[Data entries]
--------------------------------------------------

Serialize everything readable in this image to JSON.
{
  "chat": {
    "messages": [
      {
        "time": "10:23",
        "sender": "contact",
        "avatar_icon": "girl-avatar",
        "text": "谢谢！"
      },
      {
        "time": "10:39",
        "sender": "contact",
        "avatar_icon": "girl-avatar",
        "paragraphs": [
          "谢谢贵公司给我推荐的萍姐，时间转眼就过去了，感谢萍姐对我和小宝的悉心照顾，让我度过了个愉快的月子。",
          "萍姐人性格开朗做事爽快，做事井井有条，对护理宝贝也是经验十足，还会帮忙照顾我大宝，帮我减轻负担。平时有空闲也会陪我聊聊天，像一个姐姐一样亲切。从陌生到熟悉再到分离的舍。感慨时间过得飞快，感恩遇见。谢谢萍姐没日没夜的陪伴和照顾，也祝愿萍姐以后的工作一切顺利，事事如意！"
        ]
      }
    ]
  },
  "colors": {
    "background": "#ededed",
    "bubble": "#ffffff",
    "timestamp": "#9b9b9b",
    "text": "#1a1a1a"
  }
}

--------------------------------------------------

• [The request]:
Please output the entire listing exactly as it stands.

• [Correct result]:
Serialize everything readable in this image to JSON.
{
  "chat": {
    "messages": [
      {
        "time": "10:23",
        "sender": "contact",
        "avatar_icon": "girl-avatar",
        "text": "谢谢！"
      },
      {
        "time": "10:39",
        "sender": "contact",
        "avatar_icon": "girl-avatar",
        "paragraphs": [
          "谢谢贵公司给我推荐的萍姐，时间转眼就过去了，感谢萍姐对我和小宝的悉心照顾，让我度过了个愉快的月子。",
          "萍姐人性格开朗做事爽快，做事井井有条，对护理宝贝也是经验十足，还会帮忙照顾我大宝，帮我减轻负担。平时有空闲也会陪我聊聊天，像一个姐姐一样亲切。从陌生到熟悉再到分离的舍。感慨时间过得飞快，感恩遇见。谢谢萍姐没日没夜的陪伴和照顾，也祝愿萍姐以后的工作一切顺利，事事如意！"
        ]
      }
    ]
  },
  "colors": {
    "background": "#ededed",
    "bubble": "#ffffff",
    "timestamp": "#9b9b9b",
    "text": "#1a1a1a"
  }
}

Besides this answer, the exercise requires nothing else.